## Records for this task
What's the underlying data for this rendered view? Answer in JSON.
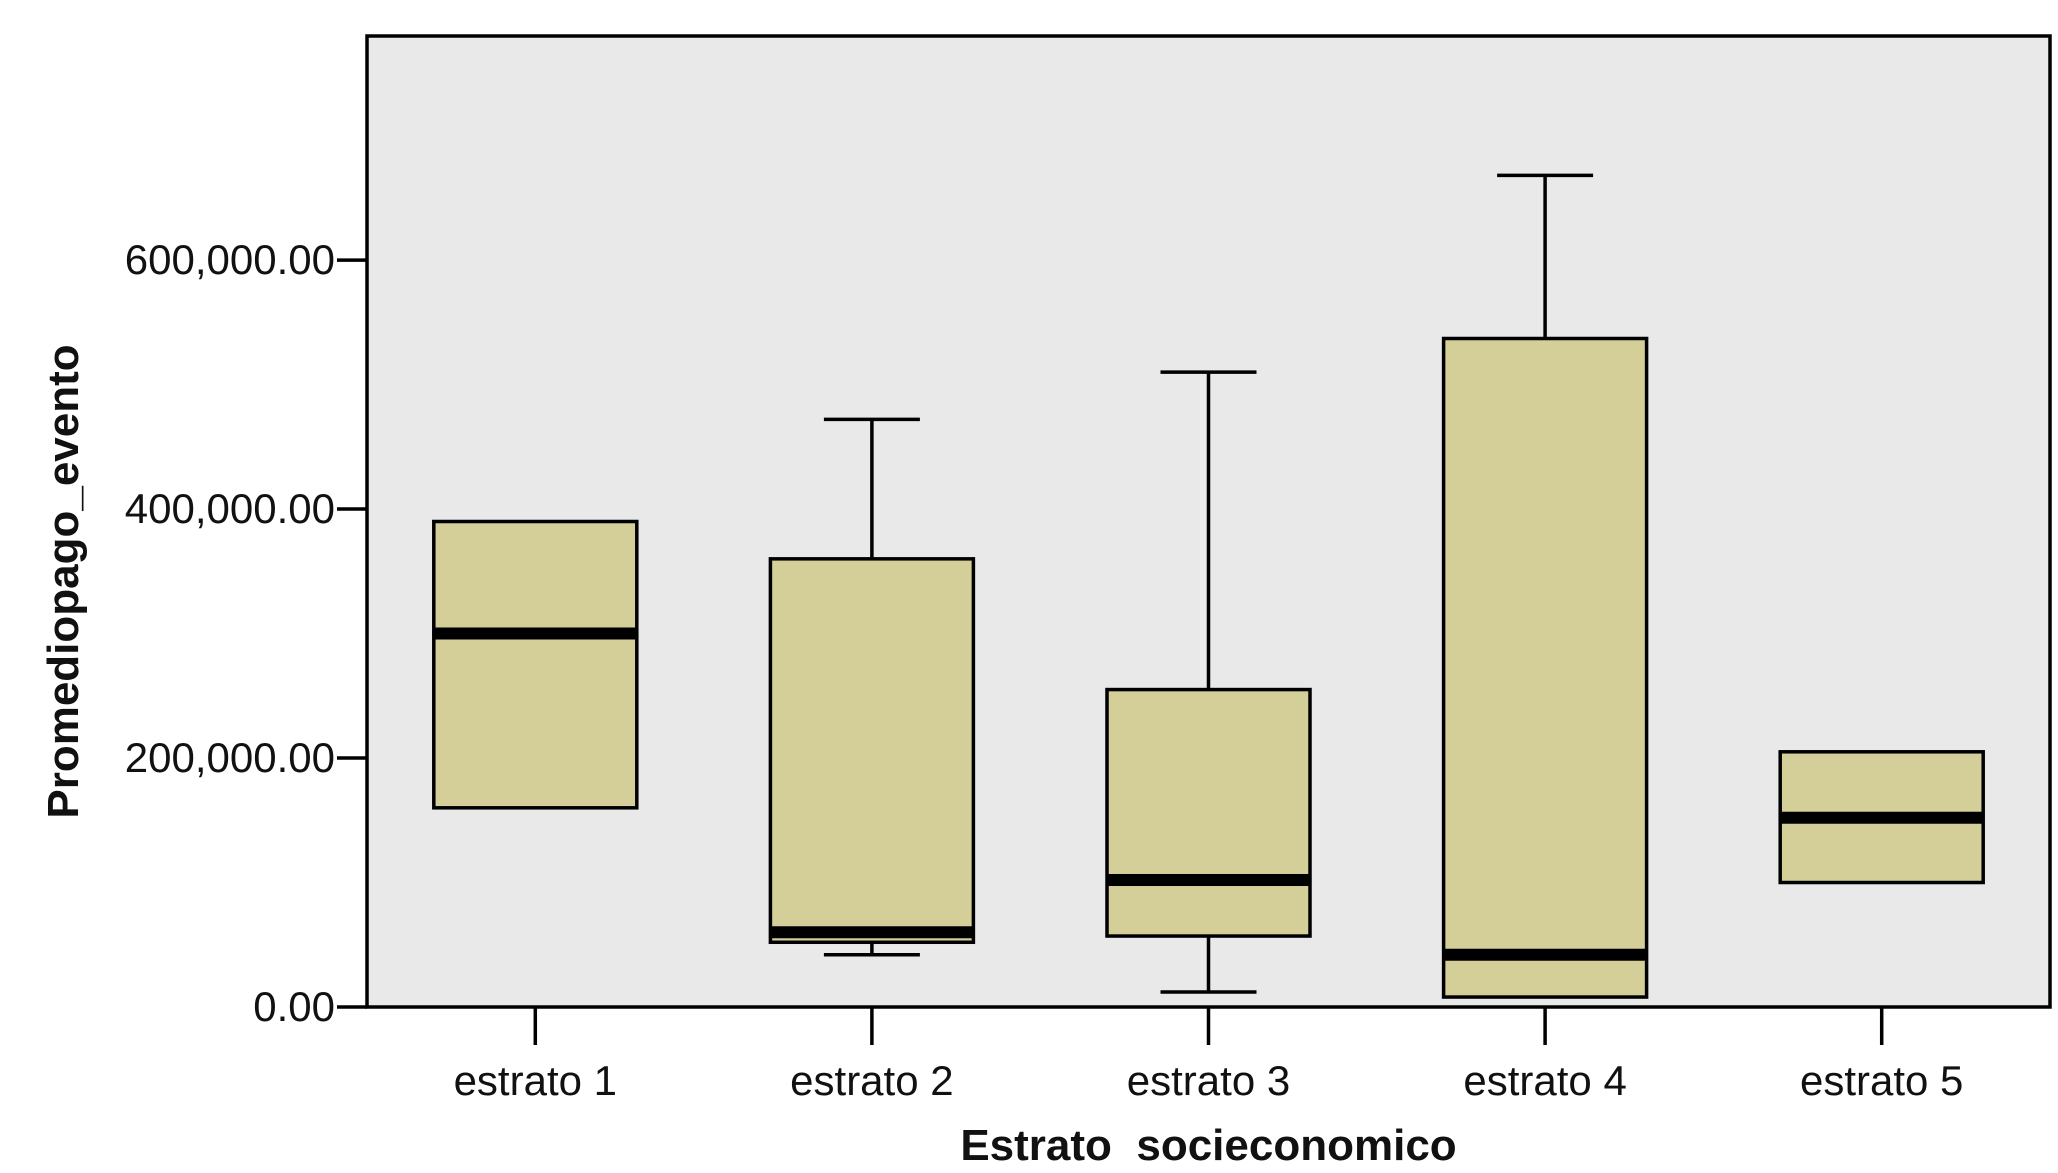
{
  "chart_data": {
    "type": "boxplot",
    "xlabel": "Estrato  socieconomico",
    "ylabel": "Promediopago_evento",
    "ylim": [
      0,
      780000
    ],
    "y_ticks": [
      0,
      200000,
      400000,
      600000
    ],
    "y_tick_labels": [
      "0.00",
      "200,000.00",
      "400,000.00",
      "600,000.00"
    ],
    "grid": false,
    "categories": [
      "estrato 1",
      "estrato 2",
      "estrato 3",
      "estrato 4",
      "estrato 5"
    ],
    "boxes": [
      {
        "category": "estrato 1",
        "whisker_low": null,
        "q1": 160000,
        "median": 300000,
        "q3": 390000,
        "whisker_high": null
      },
      {
        "category": "estrato 2",
        "whisker_low": 42000,
        "q1": 52000,
        "median": 60000,
        "q3": 360000,
        "whisker_high": 472000
      },
      {
        "category": "estrato 3",
        "whisker_low": 12000,
        "q1": 57000,
        "median": 102000,
        "q3": 255000,
        "whisker_high": 510000
      },
      {
        "category": "estrato 4",
        "whisker_low": null,
        "q1": 8000,
        "median": 42000,
        "q3": 537000,
        "whisker_high": 668000
      },
      {
        "category": "estrato 5",
        "whisker_low": null,
        "q1": 100000,
        "median": 152000,
        "q3": 205000,
        "whisker_high": null
      }
    ],
    "colors": {
      "plot_background": "#e9e9e9",
      "box_fill": "#d4ce98",
      "stroke": "#000000"
    }
  }
}
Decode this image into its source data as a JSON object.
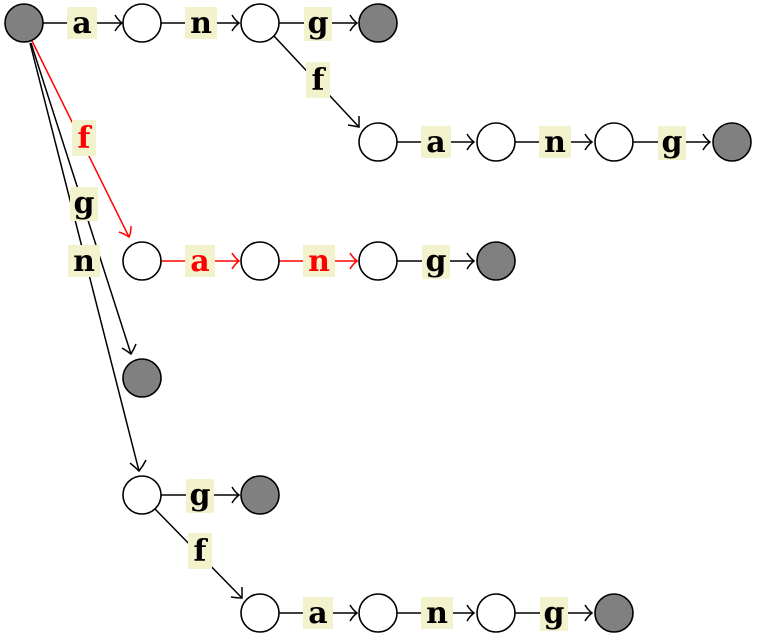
{
  "colors": {
    "final_node": "#808080",
    "highlight": "#ff0000",
    "label_background": "#f2f2cc"
  },
  "edge_labels": {
    "a": "a",
    "n": "n",
    "g": "g",
    "f": "f"
  }
}
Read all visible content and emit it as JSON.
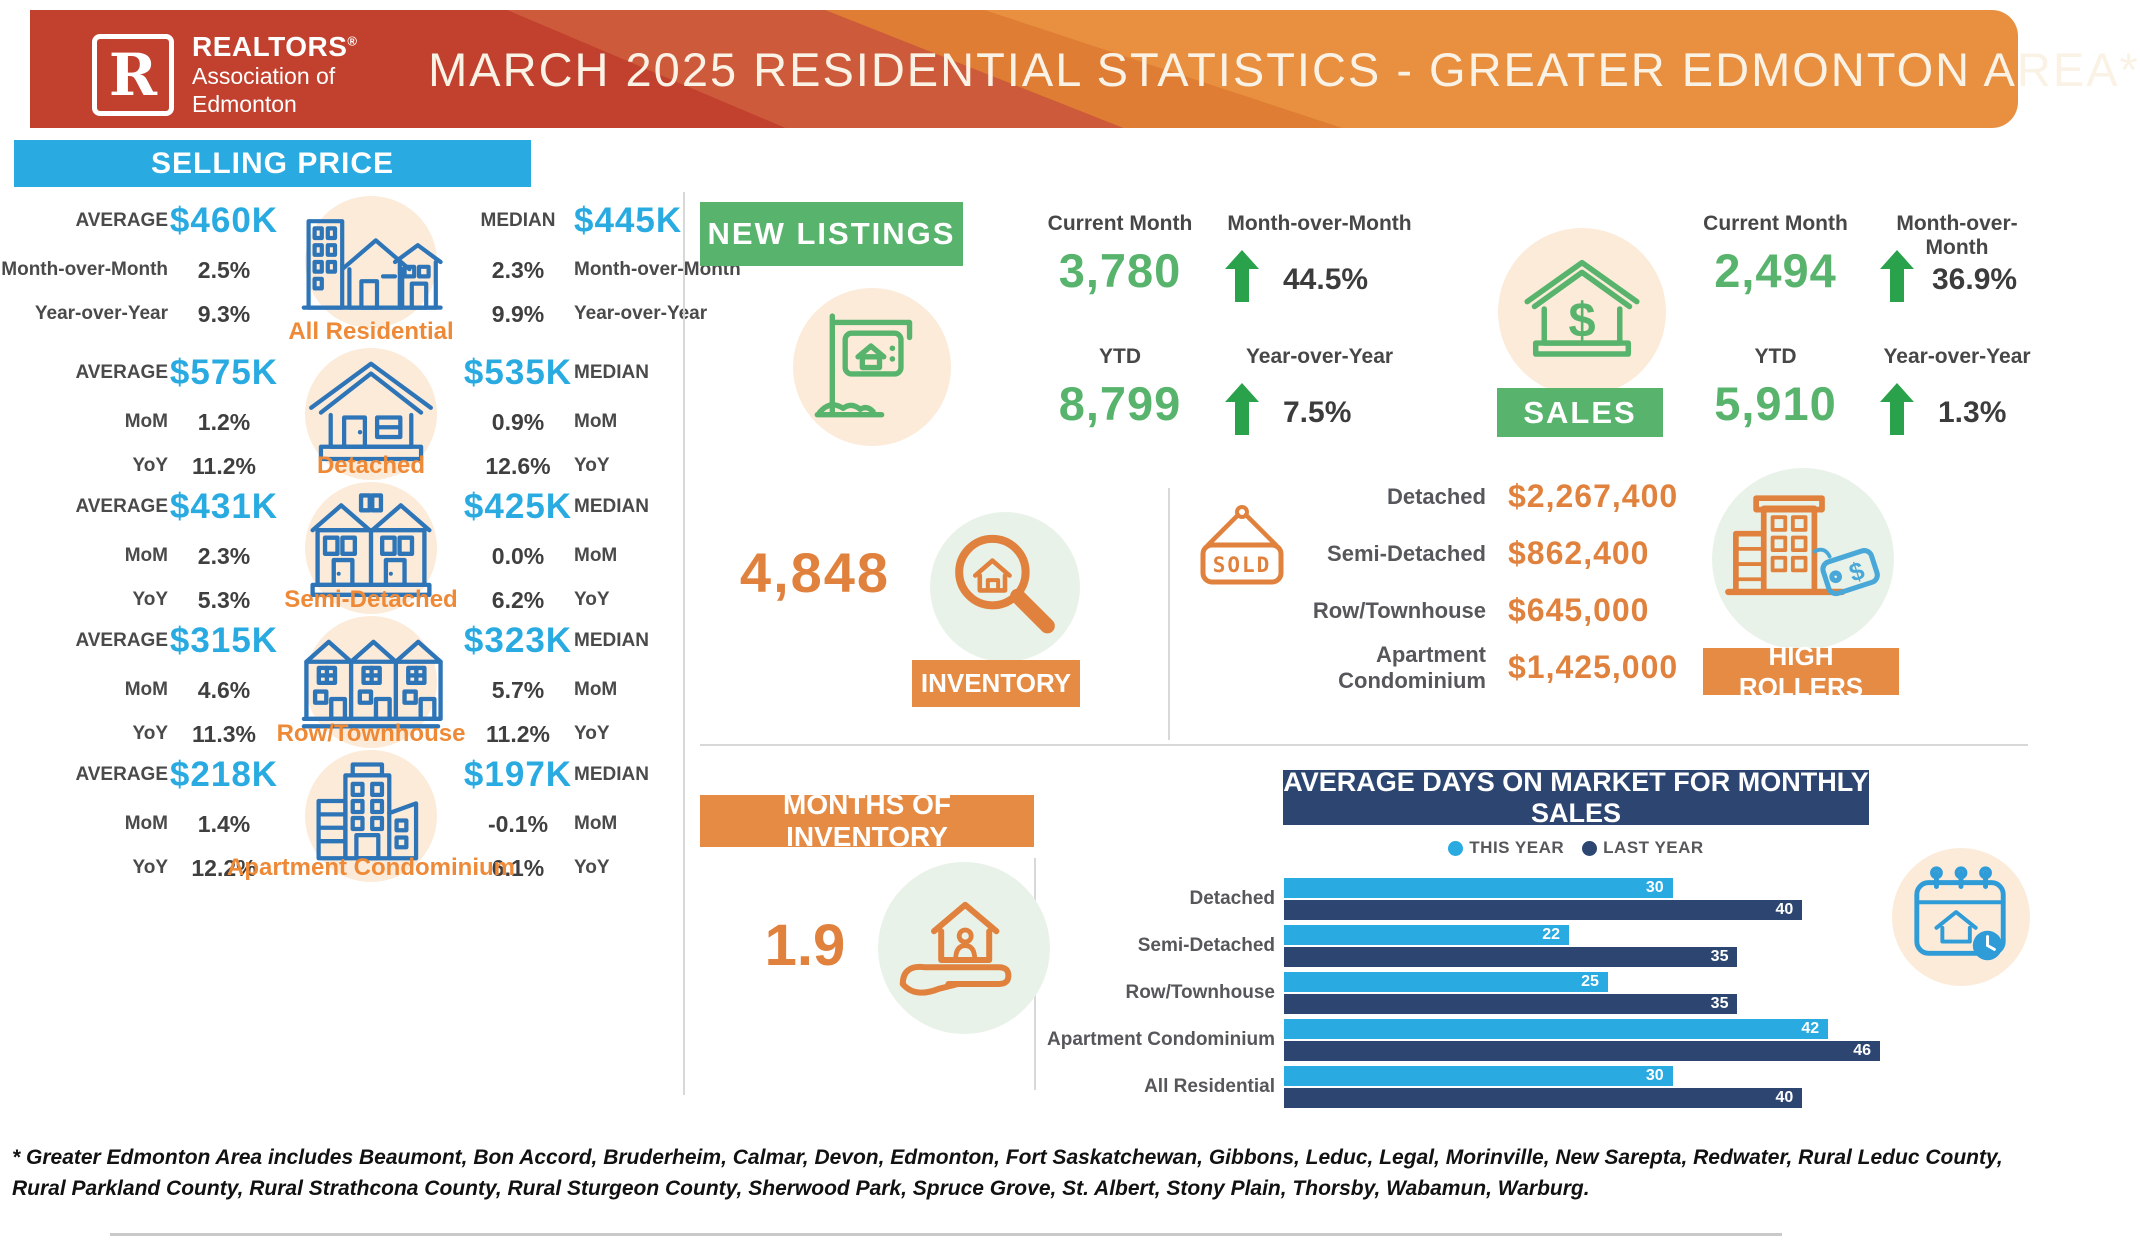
{
  "header": {
    "logo": {
      "letter": "R",
      "line1": "REALTORS",
      "reg": "®",
      "line2": "Association of",
      "line3": "Edmonton"
    },
    "title": "MARCH 2025 RESIDENTIAL STATISTICS - GREATER EDMONTON AREA*"
  },
  "colors": {
    "blue_accent": "#29abe2",
    "green_accent": "#58b46c",
    "arrow_green": "#2aa14b",
    "orange_accent": "#e58b44",
    "orange_value": "#e0823d",
    "navy": "#2d4671",
    "light_blue_bar": "#29aae1",
    "header_red": "#c2412e",
    "header_orange": "#e8903f",
    "caption_orange": "#ee8a37",
    "property_icon_blue": "#2e75b8"
  },
  "selling_price": {
    "title": "SELLING PRICE",
    "rows": [
      {
        "name": "All Residential",
        "icon": "all_residential",
        "right_label_first": true,
        "left": [
          {
            "label": "AVERAGE",
            "value": "$460K"
          },
          {
            "label": "Month-over-Month",
            "value": "2.5%"
          },
          {
            "label": "Year-over-Year",
            "value": "9.3%"
          }
        ],
        "right": [
          {
            "label": "MEDIAN",
            "value": "$445K"
          },
          {
            "label": "Month-over-Month",
            "value": "2.3%"
          },
          {
            "label": "Year-over-Year",
            "value": "9.9%"
          }
        ]
      },
      {
        "name": "Detached",
        "icon": "detached",
        "right_label_first": false,
        "left": [
          {
            "label": "AVERAGE",
            "value": "$575K"
          },
          {
            "label": "MoM",
            "value": "1.2%"
          },
          {
            "label": "YoY",
            "value": "11.2%"
          }
        ],
        "right": [
          {
            "label": "MEDIAN",
            "value": "$535K"
          },
          {
            "label": "MoM",
            "value": "0.9%"
          },
          {
            "label": "YoY",
            "value": "12.6%"
          }
        ]
      },
      {
        "name": "Semi-Detached",
        "icon": "semi_detached",
        "right_label_first": false,
        "left": [
          {
            "label": "AVERAGE",
            "value": "$431K"
          },
          {
            "label": "MoM",
            "value": "2.3%"
          },
          {
            "label": "YoY",
            "value": "5.3%"
          }
        ],
        "right": [
          {
            "label": "MEDIAN",
            "value": "$425K"
          },
          {
            "label": "MoM",
            "value": "0.0%"
          },
          {
            "label": "YoY",
            "value": "6.2%"
          }
        ]
      },
      {
        "name": "Row/Townhouse",
        "icon": "row_townhouse",
        "right_label_first": false,
        "left": [
          {
            "label": "AVERAGE",
            "value": "$315K"
          },
          {
            "label": "MoM",
            "value": "4.6%"
          },
          {
            "label": "YoY",
            "value": "11.3%"
          }
        ],
        "right": [
          {
            "label": "MEDIAN",
            "value": "$323K"
          },
          {
            "label": "MoM",
            "value": "5.7%"
          },
          {
            "label": "YoY",
            "value": "11.2%"
          }
        ]
      },
      {
        "name": "Apartment Condominium",
        "icon": "apartment",
        "right_label_first": false,
        "left": [
          {
            "label": "AVERAGE",
            "value": "$218K"
          },
          {
            "label": "MoM",
            "value": "1.4%"
          },
          {
            "label": "YoY",
            "value": "12.2%"
          }
        ],
        "right": [
          {
            "label": "MEDIAN",
            "value": "$197K"
          },
          {
            "label": "MoM",
            "value": "-0.1%"
          },
          {
            "label": "YoY",
            "value": "6.1%"
          }
        ]
      }
    ]
  },
  "new_listings": {
    "banner": "NEW LISTINGS",
    "current_month_label": "Current Month",
    "current_month_value": "3,780",
    "mom_label": "Month-over-Month",
    "mom_value": "44.5%",
    "ytd_label": "YTD",
    "ytd_value": "8,799",
    "yoy_label": "Year-over-Year",
    "yoy_value": "7.5%"
  },
  "sales": {
    "banner": "SALES",
    "current_month_label": "Current Month",
    "current_month_value": "2,494",
    "mom_label": "Month-over-Month",
    "mom_value": "36.9%",
    "ytd_label": "YTD",
    "ytd_value": "5,910",
    "yoy_label": "Year-over-Year",
    "yoy_value": "1.3%"
  },
  "inventory": {
    "banner": "INVENTORY",
    "value": "4,848"
  },
  "months_of_inventory": {
    "banner": "MONTHS OF INVENTORY",
    "value": "1.9"
  },
  "sold": {
    "sign": "SOLD",
    "rows": [
      {
        "label": "Detached",
        "value": "$2,267,400"
      },
      {
        "label": "Semi-Detached",
        "value": "$862,400"
      },
      {
        "label": "Row/Townhouse",
        "value": "$645,000"
      },
      {
        "label": "Apartment Condominium",
        "value": "$1,425,000"
      }
    ]
  },
  "high_rollers": {
    "banner": "HIGH ROLLERS"
  },
  "chart_data": {
    "type": "bar",
    "title": "AVERAGE DAYS ON MARKET FOR MONTHLY SALES",
    "legend": [
      "THIS YEAR",
      "LAST YEAR"
    ],
    "legend_position": "top-center",
    "orientation": "horizontal",
    "categories": [
      "Detached",
      "Semi-Detached",
      "Row/Townhouse",
      "Apartment Condominium",
      "All Residential"
    ],
    "series": [
      {
        "name": "THIS YEAR",
        "values": [
          30,
          22,
          25,
          42,
          30
        ]
      },
      {
        "name": "LAST YEAR",
        "values": [
          40,
          35,
          35,
          46,
          40
        ]
      }
    ],
    "xlim": [
      0,
      46
    ],
    "ylabel": "",
    "xlabel": "",
    "grid": false,
    "colors": {
      "this_year": "#29aae1",
      "last_year": "#2d4671"
    }
  },
  "footnote": "* Greater Edmonton Area includes Beaumont, Bon Accord, Bruderheim, Calmar, Devon, Edmonton, Fort Saskatchewan, Gibbons, Leduc, Legal, Morinville, New Sarepta, Redwater, Rural Leduc County, Rural Parkland County, Rural Strathcona County, Rural Sturgeon County, Sherwood Park, Spruce Grove, St. Albert, Stony Plain, Thorsby, Wabamun, Warburg."
}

## Written task
Copy each line that holds the word "name".

## Written solution
        "name": "All Residential",
        "name": "Detached",
        "name": "Semi-Detached",
        "name": "Row/Townhouse",
        "name": "Apartment Condominium",
        "name": "THIS YEAR",
        "name": "LAST YEAR",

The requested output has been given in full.